Start

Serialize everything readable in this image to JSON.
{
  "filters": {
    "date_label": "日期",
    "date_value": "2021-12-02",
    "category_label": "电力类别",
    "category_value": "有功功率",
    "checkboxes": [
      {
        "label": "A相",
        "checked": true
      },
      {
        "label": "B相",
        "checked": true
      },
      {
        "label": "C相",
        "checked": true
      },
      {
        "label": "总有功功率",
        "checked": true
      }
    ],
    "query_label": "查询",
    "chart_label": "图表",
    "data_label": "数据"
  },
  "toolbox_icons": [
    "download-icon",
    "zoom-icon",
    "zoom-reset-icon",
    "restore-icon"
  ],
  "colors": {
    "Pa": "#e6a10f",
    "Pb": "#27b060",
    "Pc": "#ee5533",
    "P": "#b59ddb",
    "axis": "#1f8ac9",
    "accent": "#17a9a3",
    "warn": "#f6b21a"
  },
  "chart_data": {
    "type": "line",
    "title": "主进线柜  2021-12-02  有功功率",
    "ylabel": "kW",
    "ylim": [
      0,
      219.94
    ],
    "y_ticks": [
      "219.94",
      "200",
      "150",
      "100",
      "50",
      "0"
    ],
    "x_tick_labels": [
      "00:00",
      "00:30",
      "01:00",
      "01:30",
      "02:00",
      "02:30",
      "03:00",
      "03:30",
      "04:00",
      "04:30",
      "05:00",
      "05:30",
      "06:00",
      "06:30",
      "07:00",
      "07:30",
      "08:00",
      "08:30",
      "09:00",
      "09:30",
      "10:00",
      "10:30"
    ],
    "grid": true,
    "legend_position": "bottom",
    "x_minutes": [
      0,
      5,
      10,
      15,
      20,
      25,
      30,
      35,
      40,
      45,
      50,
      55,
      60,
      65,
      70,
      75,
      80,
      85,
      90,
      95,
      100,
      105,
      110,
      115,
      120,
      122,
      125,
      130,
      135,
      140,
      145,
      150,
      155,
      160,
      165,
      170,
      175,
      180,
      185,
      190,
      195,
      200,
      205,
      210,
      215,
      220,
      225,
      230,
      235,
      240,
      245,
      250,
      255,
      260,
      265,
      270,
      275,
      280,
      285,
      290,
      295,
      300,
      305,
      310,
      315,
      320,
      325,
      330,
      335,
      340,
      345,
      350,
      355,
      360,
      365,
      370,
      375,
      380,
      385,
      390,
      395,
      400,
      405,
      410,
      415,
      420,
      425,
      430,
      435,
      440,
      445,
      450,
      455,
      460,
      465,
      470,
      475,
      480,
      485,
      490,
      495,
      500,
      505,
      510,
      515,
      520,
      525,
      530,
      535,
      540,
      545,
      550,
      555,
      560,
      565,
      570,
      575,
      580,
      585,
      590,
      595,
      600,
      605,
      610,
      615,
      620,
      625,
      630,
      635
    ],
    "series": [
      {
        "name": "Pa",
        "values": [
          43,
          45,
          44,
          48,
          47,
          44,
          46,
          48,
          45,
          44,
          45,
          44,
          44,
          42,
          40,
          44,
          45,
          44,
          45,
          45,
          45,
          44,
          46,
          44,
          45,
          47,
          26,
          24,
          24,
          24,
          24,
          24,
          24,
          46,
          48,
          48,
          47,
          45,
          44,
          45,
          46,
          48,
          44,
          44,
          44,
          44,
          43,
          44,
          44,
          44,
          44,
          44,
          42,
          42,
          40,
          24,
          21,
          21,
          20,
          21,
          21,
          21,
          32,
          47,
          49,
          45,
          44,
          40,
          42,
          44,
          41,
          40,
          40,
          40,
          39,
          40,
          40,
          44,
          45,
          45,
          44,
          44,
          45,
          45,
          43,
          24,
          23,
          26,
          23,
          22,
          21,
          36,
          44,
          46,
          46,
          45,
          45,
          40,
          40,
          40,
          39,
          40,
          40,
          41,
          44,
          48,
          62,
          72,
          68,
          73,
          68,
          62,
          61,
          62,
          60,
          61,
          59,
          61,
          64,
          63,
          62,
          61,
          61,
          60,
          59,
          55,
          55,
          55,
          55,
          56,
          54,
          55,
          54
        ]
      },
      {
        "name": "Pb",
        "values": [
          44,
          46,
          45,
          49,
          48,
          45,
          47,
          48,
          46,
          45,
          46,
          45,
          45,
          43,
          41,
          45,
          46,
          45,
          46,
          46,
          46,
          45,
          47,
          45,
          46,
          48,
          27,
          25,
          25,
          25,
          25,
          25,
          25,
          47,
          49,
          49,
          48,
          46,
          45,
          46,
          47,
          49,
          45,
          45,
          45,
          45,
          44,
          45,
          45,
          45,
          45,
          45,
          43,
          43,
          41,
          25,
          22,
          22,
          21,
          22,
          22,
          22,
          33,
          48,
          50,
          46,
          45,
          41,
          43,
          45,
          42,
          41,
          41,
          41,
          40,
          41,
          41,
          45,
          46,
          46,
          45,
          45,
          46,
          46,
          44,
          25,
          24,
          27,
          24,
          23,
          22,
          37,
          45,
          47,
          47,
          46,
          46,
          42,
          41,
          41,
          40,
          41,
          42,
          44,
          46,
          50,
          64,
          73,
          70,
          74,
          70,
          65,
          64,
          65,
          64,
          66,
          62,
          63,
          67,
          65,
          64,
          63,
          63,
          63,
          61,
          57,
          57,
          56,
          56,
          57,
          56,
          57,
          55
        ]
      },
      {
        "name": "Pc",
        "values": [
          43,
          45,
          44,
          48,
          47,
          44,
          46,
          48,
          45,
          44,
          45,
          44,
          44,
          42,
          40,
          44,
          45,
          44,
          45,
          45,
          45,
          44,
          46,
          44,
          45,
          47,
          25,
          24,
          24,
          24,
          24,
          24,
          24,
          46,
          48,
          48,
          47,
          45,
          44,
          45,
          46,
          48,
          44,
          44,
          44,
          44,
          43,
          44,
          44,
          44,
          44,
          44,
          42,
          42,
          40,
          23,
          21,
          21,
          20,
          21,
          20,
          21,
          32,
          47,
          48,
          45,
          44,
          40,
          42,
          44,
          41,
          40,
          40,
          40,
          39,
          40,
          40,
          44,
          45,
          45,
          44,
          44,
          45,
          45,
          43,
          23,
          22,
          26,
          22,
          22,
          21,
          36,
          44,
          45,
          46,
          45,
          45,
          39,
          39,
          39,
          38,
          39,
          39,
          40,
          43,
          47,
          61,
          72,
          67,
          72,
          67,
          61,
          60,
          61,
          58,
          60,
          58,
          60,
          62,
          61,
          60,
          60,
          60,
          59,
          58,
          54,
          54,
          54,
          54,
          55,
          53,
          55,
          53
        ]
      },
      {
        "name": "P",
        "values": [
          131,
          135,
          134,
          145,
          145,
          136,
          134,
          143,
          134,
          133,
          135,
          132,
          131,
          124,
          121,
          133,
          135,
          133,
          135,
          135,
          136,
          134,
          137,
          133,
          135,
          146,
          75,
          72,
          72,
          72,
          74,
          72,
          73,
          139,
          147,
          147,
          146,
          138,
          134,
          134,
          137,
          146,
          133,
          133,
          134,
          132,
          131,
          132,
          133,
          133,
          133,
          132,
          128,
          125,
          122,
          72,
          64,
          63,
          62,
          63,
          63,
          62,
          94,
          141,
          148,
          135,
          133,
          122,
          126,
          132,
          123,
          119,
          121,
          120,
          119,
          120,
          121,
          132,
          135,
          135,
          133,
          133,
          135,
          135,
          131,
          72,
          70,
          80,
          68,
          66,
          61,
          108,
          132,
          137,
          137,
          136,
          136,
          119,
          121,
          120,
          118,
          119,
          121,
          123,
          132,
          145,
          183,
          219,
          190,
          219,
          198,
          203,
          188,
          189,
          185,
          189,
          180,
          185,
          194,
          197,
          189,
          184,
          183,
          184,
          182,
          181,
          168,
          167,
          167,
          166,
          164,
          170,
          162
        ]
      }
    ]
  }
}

End

Word for word, write out the data.

Serialize everything readable in this image to JSON.
{
  "filters": {
    "date_label": "日期",
    "date_value": "2021-12-02",
    "category_label": "电力类别",
    "category_value": "有功功率",
    "checkboxes": [
      {
        "label": "A相",
        "checked": true
      },
      {
        "label": "B相",
        "checked": true
      },
      {
        "label": "C相",
        "checked": true
      },
      {
        "label": "总有功功率",
        "checked": true
      }
    ],
    "query_label": "查询",
    "chart_label": "图表",
    "data_label": "数据"
  },
  "toolbox_icons": [
    "download-icon",
    "zoom-icon",
    "zoom-reset-icon",
    "restore-icon"
  ],
  "colors": {
    "Pa": "#e6a10f",
    "Pb": "#27b060",
    "Pc": "#ee5533",
    "P": "#b59ddb",
    "axis": "#1f8ac9",
    "accent": "#17a9a3",
    "warn": "#f6b21a"
  },
  "chart_data": {
    "type": "line",
    "title": "主进线柜  2021-12-02  有功功率",
    "ylabel": "kW",
    "ylim": [
      0,
      219.94
    ],
    "y_ticks": [
      "219.94",
      "200",
      "150",
      "100",
      "50",
      "0"
    ],
    "x_tick_labels": [
      "00:00",
      "00:30",
      "01:00",
      "01:30",
      "02:00",
      "02:30",
      "03:00",
      "03:30",
      "04:00",
      "04:30",
      "05:00",
      "05:30",
      "06:00",
      "06:30",
      "07:00",
      "07:30",
      "08:00",
      "08:30",
      "09:00",
      "09:30",
      "10:00",
      "10:30"
    ],
    "grid": true,
    "legend_position": "bottom",
    "x_minutes": [
      0,
      5,
      10,
      15,
      20,
      25,
      30,
      35,
      40,
      45,
      50,
      55,
      60,
      65,
      70,
      75,
      80,
      85,
      90,
      95,
      100,
      105,
      110,
      115,
      120,
      122,
      125,
      130,
      135,
      140,
      145,
      150,
      155,
      160,
      165,
      170,
      175,
      180,
      185,
      190,
      195,
      200,
      205,
      210,
      215,
      220,
      225,
      230,
      235,
      240,
      245,
      250,
      255,
      260,
      265,
      270,
      275,
      280,
      285,
      290,
      295,
      300,
      305,
      310,
      315,
      320,
      325,
      330,
      335,
      340,
      345,
      350,
      355,
      360,
      365,
      370,
      375,
      380,
      385,
      390,
      395,
      400,
      405,
      410,
      415,
      420,
      425,
      430,
      435,
      440,
      445,
      450,
      455,
      460,
      465,
      470,
      475,
      480,
      485,
      490,
      495,
      500,
      505,
      510,
      515,
      520,
      525,
      530,
      535,
      540,
      545,
      550,
      555,
      560,
      565,
      570,
      575,
      580,
      585,
      590,
      595,
      600,
      605,
      610,
      615,
      620,
      625,
      630,
      635
    ],
    "series": [
      {
        "name": "Pa",
        "values": [
          43,
          45,
          44,
          48,
          47,
          44,
          46,
          48,
          45,
          44,
          45,
          44,
          44,
          42,
          40,
          44,
          45,
          44,
          45,
          45,
          45,
          44,
          46,
          44,
          45,
          47,
          26,
          24,
          24,
          24,
          24,
          24,
          24,
          46,
          48,
          48,
          47,
          45,
          44,
          45,
          46,
          48,
          44,
          44,
          44,
          44,
          43,
          44,
          44,
          44,
          44,
          44,
          42,
          42,
          40,
          24,
          21,
          21,
          20,
          21,
          21,
          21,
          32,
          47,
          49,
          45,
          44,
          40,
          42,
          44,
          41,
          40,
          40,
          40,
          39,
          40,
          40,
          44,
          45,
          45,
          44,
          44,
          45,
          45,
          43,
          24,
          23,
          26,
          23,
          22,
          21,
          36,
          44,
          46,
          46,
          45,
          45,
          40,
          40,
          40,
          39,
          40,
          40,
          41,
          44,
          48,
          62,
          72,
          68,
          73,
          68,
          62,
          61,
          62,
          60,
          61,
          59,
          61,
          64,
          63,
          62,
          61,
          61,
          60,
          59,
          55,
          55,
          55,
          55,
          56,
          54,
          55,
          54
        ]
      },
      {
        "name": "Pb",
        "values": [
          44,
          46,
          45,
          49,
          48,
          45,
          47,
          48,
          46,
          45,
          46,
          45,
          45,
          43,
          41,
          45,
          46,
          45,
          46,
          46,
          46,
          45,
          47,
          45,
          46,
          48,
          27,
          25,
          25,
          25,
          25,
          25,
          25,
          47,
          49,
          49,
          48,
          46,
          45,
          46,
          47,
          49,
          45,
          45,
          45,
          45,
          44,
          45,
          45,
          45,
          45,
          45,
          43,
          43,
          41,
          25,
          22,
          22,
          21,
          22,
          22,
          22,
          33,
          48,
          50,
          46,
          45,
          41,
          43,
          45,
          42,
          41,
          41,
          41,
          40,
          41,
          41,
          45,
          46,
          46,
          45,
          45,
          46,
          46,
          44,
          25,
          24,
          27,
          24,
          23,
          22,
          37,
          45,
          47,
          47,
          46,
          46,
          42,
          41,
          41,
          40,
          41,
          42,
          44,
          46,
          50,
          64,
          73,
          70,
          74,
          70,
          65,
          64,
          65,
          64,
          66,
          62,
          63,
          67,
          65,
          64,
          63,
          63,
          63,
          61,
          57,
          57,
          56,
          56,
          57,
          56,
          57,
          55
        ]
      },
      {
        "name": "Pc",
        "values": [
          43,
          45,
          44,
          48,
          47,
          44,
          46,
          48,
          45,
          44,
          45,
          44,
          44,
          42,
          40,
          44,
          45,
          44,
          45,
          45,
          45,
          44,
          46,
          44,
          45,
          47,
          25,
          24,
          24,
          24,
          24,
          24,
          24,
          46,
          48,
          48,
          47,
          45,
          44,
          45,
          46,
          48,
          44,
          44,
          44,
          44,
          43,
          44,
          44,
          44,
          44,
          44,
          42,
          42,
          40,
          23,
          21,
          21,
          20,
          21,
          20,
          21,
          32,
          47,
          48,
          45,
          44,
          40,
          42,
          44,
          41,
          40,
          40,
          40,
          39,
          40,
          40,
          44,
          45,
          45,
          44,
          44,
          45,
          45,
          43,
          23,
          22,
          26,
          22,
          22,
          21,
          36,
          44,
          45,
          46,
          45,
          45,
          39,
          39,
          39,
          38,
          39,
          39,
          40,
          43,
          47,
          61,
          72,
          67,
          72,
          67,
          61,
          60,
          61,
          58,
          60,
          58,
          60,
          62,
          61,
          60,
          60,
          60,
          59,
          58,
          54,
          54,
          54,
          54,
          55,
          53,
          55,
          53
        ]
      },
      {
        "name": "P",
        "values": [
          131,
          135,
          134,
          145,
          145,
          136,
          134,
          143,
          134,
          133,
          135,
          132,
          131,
          124,
          121,
          133,
          135,
          133,
          135,
          135,
          136,
          134,
          137,
          133,
          135,
          146,
          75,
          72,
          72,
          72,
          74,
          72,
          73,
          139,
          147,
          147,
          146,
          138,
          134,
          134,
          137,
          146,
          133,
          133,
          134,
          132,
          131,
          132,
          133,
          133,
          133,
          132,
          128,
          125,
          122,
          72,
          64,
          63,
          62,
          63,
          63,
          62,
          94,
          141,
          148,
          135,
          133,
          122,
          126,
          132,
          123,
          119,
          121,
          120,
          119,
          120,
          121,
          132,
          135,
          135,
          133,
          133,
          135,
          135,
          131,
          72,
          70,
          80,
          68,
          66,
          61,
          108,
          132,
          137,
          137,
          136,
          136,
          119,
          121,
          120,
          118,
          119,
          121,
          123,
          132,
          145,
          183,
          219,
          190,
          219,
          198,
          203,
          188,
          189,
          185,
          189,
          180,
          185,
          194,
          197,
          189,
          184,
          183,
          184,
          182,
          181,
          168,
          167,
          167,
          166,
          164,
          170,
          162
        ]
      }
    ]
  }
}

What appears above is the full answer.